Return each line holding the string "icon".

+---+

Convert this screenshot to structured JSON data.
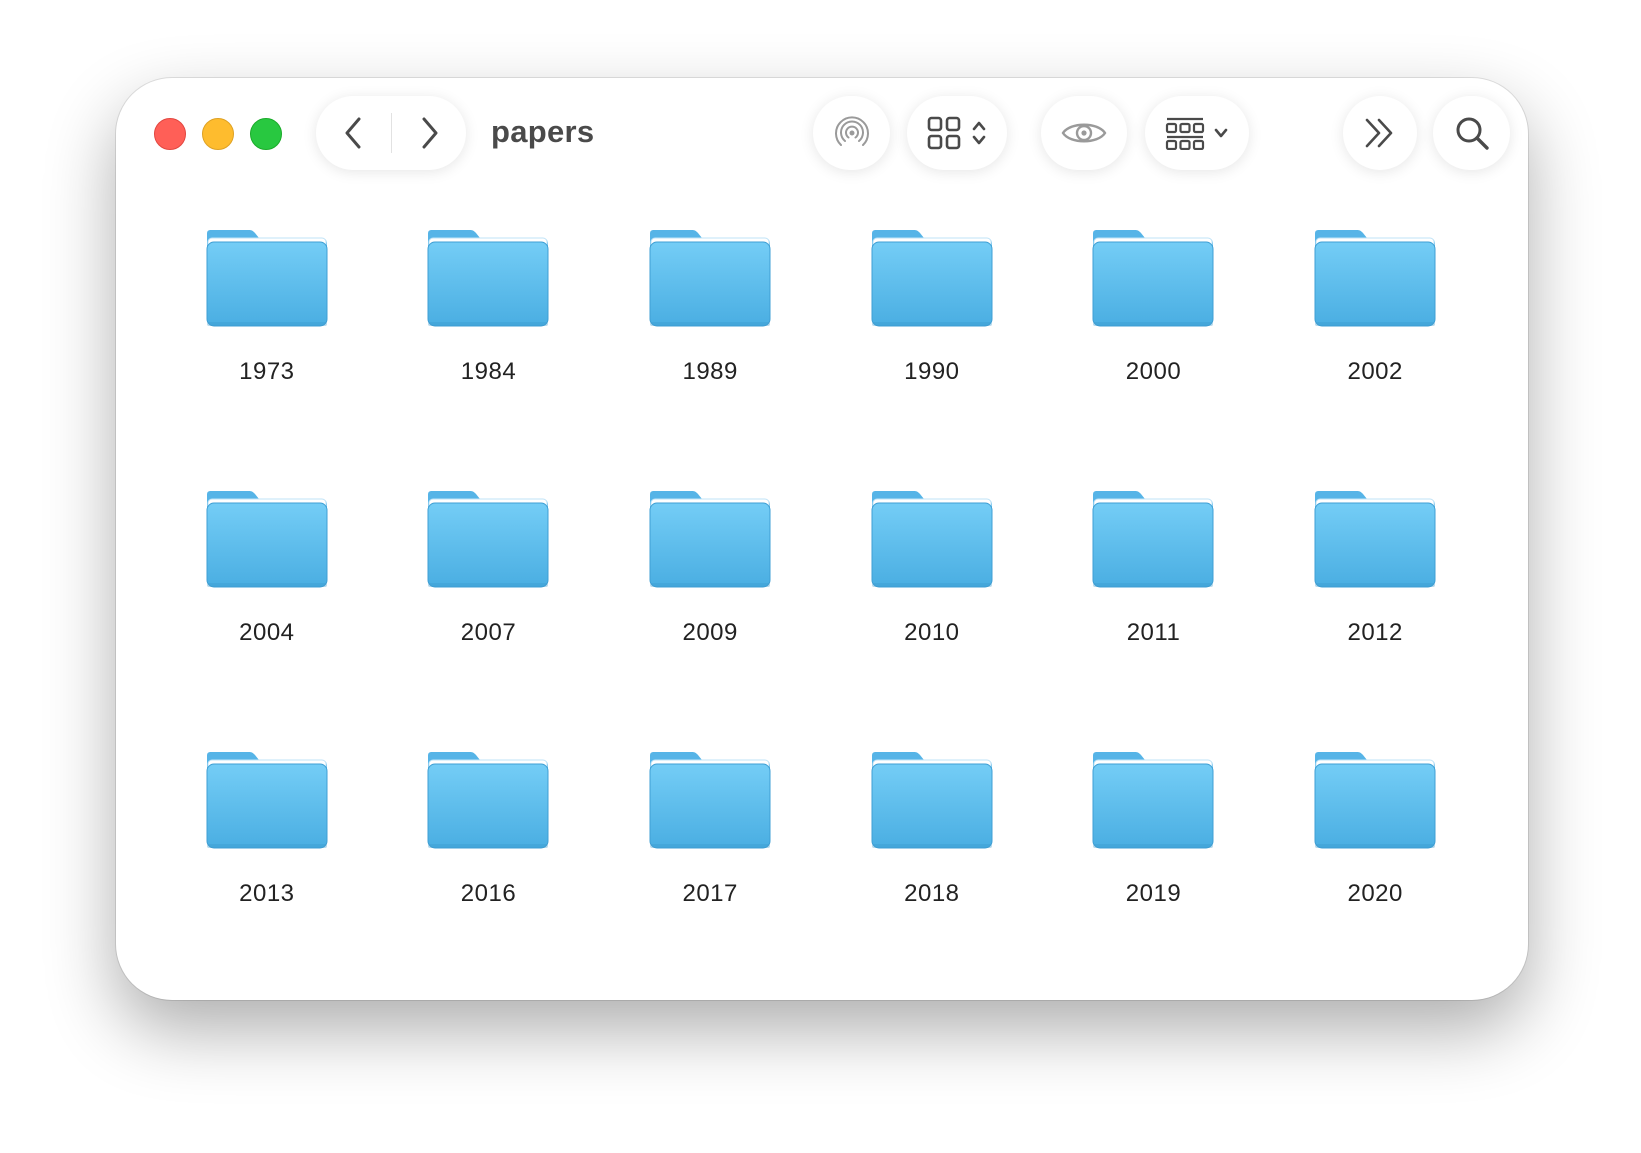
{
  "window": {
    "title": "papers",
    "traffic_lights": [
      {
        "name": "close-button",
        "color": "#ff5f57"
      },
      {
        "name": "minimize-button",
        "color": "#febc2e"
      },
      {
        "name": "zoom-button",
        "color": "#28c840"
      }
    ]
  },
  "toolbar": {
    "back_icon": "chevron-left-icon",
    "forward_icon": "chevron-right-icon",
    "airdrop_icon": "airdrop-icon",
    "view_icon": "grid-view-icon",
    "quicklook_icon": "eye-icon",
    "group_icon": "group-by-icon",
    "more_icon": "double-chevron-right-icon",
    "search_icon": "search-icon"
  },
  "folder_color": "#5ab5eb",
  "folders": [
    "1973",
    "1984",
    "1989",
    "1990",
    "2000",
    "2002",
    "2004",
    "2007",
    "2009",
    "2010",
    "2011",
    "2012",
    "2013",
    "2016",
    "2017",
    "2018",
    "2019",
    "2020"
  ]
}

+---+

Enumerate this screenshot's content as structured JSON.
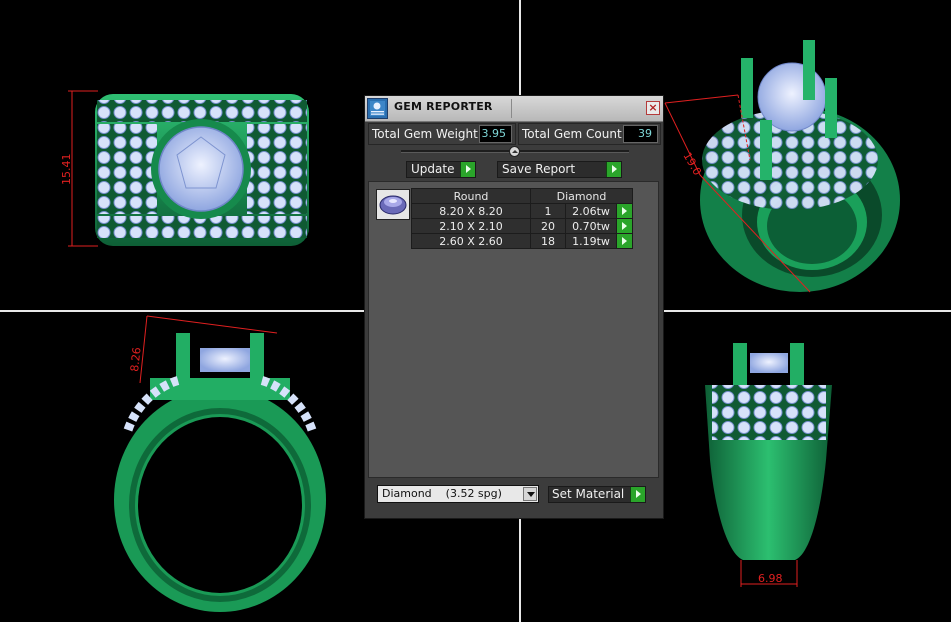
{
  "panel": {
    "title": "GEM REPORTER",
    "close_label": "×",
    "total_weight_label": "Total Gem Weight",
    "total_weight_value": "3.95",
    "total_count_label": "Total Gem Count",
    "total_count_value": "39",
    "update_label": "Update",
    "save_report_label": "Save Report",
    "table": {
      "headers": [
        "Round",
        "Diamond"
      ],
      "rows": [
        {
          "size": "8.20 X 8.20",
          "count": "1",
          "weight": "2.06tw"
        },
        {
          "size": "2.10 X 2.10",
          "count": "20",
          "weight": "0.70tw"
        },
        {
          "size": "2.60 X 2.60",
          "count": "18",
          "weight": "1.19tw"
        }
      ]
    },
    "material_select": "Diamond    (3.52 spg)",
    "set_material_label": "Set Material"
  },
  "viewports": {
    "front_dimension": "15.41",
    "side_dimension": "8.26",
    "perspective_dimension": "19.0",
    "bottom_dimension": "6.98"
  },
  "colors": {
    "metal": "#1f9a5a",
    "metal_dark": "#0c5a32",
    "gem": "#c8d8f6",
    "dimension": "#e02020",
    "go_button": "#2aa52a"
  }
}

+---+

Correct result.
    "back_icon": "chevron-left-icon",
    "forward_icon": "chevron-right-icon",
    "airdrop_icon": "airdrop-icon",
    "view_icon": "grid-view-icon",
    "quicklook_icon": "eye-icon",
    "group_icon": "group-by-icon",
    "more_icon": "double-chevron-right-icon",
    "search_icon": "search-icon"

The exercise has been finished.